## TO BE DONE
Here are some records. Copy each one exactly.

## DATA TO PROCESS
####################

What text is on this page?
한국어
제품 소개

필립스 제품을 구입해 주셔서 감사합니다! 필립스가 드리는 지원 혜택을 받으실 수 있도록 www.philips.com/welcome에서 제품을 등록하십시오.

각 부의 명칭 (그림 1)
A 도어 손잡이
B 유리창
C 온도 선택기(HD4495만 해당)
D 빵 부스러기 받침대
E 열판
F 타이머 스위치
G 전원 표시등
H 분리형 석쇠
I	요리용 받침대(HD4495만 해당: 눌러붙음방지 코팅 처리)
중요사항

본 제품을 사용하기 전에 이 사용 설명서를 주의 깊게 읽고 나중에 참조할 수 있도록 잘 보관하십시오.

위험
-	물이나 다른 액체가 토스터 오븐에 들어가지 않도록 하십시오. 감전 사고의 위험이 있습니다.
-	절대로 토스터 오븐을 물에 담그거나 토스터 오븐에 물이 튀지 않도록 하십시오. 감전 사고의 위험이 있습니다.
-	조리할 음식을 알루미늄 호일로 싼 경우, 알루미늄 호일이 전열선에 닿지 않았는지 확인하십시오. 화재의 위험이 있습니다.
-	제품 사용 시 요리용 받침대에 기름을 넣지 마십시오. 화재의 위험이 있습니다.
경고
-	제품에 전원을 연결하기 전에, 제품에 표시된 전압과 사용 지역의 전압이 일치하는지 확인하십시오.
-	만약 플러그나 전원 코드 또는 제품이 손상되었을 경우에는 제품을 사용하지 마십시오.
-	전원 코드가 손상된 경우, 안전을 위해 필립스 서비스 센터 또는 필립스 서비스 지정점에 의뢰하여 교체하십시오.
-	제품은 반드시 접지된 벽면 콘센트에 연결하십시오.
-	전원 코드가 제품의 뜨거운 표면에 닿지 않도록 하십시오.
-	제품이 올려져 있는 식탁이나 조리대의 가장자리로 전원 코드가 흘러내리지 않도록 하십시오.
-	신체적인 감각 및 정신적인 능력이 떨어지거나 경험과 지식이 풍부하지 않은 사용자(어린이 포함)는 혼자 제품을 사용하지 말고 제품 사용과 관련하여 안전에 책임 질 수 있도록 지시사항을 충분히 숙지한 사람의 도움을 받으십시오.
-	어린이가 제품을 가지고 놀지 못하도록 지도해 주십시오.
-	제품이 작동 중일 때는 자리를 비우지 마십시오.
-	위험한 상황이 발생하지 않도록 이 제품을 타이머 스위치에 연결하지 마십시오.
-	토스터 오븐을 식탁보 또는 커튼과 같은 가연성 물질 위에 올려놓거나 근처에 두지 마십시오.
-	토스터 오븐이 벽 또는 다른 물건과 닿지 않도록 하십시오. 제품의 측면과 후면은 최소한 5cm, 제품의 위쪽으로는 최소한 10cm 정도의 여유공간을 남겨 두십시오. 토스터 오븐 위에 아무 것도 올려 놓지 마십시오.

####################

## EXERCISE OUTPUT
What text is on this page?
한국어
제품 소개

필립스 제품을 구입해 주셔서 감사합니다! 필립스가 드리는 지원 혜택을 받으실 수 있도록 www.philips.com/welcome에서 제품을 등록하십시오.

각 부의 명칭 (그림 1)
A 도어 손잡이
B 유리창
C 온도 선택기(HD4495만 해당)
D 빵 부스러기 받침대
E 열판
F 타이머 스위치
G 전원 표시등
H 분리형 석쇠
I	요리용 받침대(HD4495만 해당: 눌러붙음방지 코팅 처리)
중요사항

본 제품을 사용하기 전에 이 사용 설명서를 주의 깊게 읽고 나중에 참조할 수 있도록 잘 보관하십시오.

위험
-	물이나 다른 액체가 토스터 오븐에 들어가지 않도록 하십시오. 감전 사고의 위험이 있습니다.
-	절대로 토스터 오븐을 물에 담그거나 토스터 오븐에 물이 튀지 않도록 하십시오. 감전 사고의 위험이 있습니다.
-	조리할 음식을 알루미늄 호일로 싼 경우, 알루미늄 호일이 전열선에 닿지 않았는지 확인하십시오. 화재의 위험이 있습니다.
-	제품 사용 시 요리용 받침대에 기름을 넣지 마십시오. 화재의 위험이 있습니다.
경고
-	제품에 전원을 연결하기 전에, 제품에 표시된 전압과 사용 지역의 전압이 일치하는지 확인하십시오.
-	만약 플러그나 전원 코드 또는 제품이 손상되었을 경우에는 제품을 사용하지 마십시오.
-	전원 코드가 손상된 경우, 안전을 위해 필립스 서비스 센터 또는 필립스 서비스 지정점에 의뢰하여 교체하십시오.
-	제품은 반드시 접지된 벽면 콘센트에 연결하십시오.
-	전원 코드가 제품의 뜨거운 표면에 닿지 않도록 하십시오.
-	제품이 올려져 있는 식탁이나 조리대의 가장자리로 전원 코드가 흘러내리지 않도록 하십시오.
-	신체적인 감각 및 정신적인 능력이 떨어지거나 경험과 지식이 풍부하지 않은 사용자(어린이 포함)는 혼자 제품을 사용하지 말고 제품 사용과 관련하여 안전에 책임 질 수 있도록 지시사항을 충분히 숙지한 사람의 도움을 받으십시오.
-	어린이가 제품을 가지고 놀지 못하도록 지도해 주십시오.
-	제품이 작동 중일 때는 자리를 비우지 마십시오.
-	위험한 상황이 발생하지 않도록 이 제품을 타이머 스위치에 연결하지 마십시오.
-	토스터 오븐을 식탁보 또는 커튼과 같은 가연성 물질 위에 올려놓거나 근처에 두지 마십시오.
-	토스터 오븐이 벽 또는 다른 물건과 닿지 않도록 하십시오. 제품의 측면과 후면은 최소한 5cm, 제품의 위쪽으로는 최소한 10cm 정도의 여유공간을 남겨 두십시오. 토스터 오븐 위에 아무 것도 올려 놓지 마십시오.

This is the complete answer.